*EXERCISE INPUTS*:
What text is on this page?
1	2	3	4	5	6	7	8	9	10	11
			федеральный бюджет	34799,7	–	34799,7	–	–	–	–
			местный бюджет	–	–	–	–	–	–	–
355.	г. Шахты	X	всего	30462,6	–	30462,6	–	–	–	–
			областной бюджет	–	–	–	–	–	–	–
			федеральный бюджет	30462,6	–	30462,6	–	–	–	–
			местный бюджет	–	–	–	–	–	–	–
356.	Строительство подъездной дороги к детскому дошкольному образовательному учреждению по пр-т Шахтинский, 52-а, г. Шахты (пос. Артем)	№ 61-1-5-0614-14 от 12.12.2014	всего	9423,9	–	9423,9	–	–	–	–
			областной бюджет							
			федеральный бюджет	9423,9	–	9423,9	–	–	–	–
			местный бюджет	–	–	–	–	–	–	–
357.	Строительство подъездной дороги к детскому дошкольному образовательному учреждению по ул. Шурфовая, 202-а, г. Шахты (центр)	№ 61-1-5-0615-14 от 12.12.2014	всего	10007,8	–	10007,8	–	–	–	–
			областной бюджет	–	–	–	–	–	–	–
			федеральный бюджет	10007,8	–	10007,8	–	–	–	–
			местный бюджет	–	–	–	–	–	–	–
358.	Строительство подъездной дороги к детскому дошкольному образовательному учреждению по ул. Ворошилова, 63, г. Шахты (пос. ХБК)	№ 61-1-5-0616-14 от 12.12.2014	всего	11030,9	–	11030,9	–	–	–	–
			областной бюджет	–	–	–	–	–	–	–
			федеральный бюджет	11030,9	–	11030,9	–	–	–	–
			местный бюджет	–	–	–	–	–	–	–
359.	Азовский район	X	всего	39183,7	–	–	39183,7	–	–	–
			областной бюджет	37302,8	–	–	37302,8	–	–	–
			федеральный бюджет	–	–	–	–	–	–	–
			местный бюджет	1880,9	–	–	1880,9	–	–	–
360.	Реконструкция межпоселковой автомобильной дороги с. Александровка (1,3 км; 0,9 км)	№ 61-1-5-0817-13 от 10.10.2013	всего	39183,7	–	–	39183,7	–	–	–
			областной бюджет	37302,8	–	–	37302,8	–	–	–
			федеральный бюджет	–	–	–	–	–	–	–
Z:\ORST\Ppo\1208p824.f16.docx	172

*YOUR TASK*: Find all lines where the word "федеральный" appears. Copy them.

*EXERCISE SOLUTION*:
			федеральный бюджет	34799,7	–	34799,7	–	–	–	–
			федеральный бюджет	30462,6	–	30462,6	–	–	–	–
			федеральный бюджет	9423,9	–	9423,9	–	–	–	–
			федеральный бюджет	10007,8	–	10007,8	–	–	–	–
			федеральный бюджет	11030,9	–	11030,9	–	–	–	–
			федеральный бюджет	–	–	–	–	–	–	–
			федеральный бюджет	–	–	–	–	–	–	–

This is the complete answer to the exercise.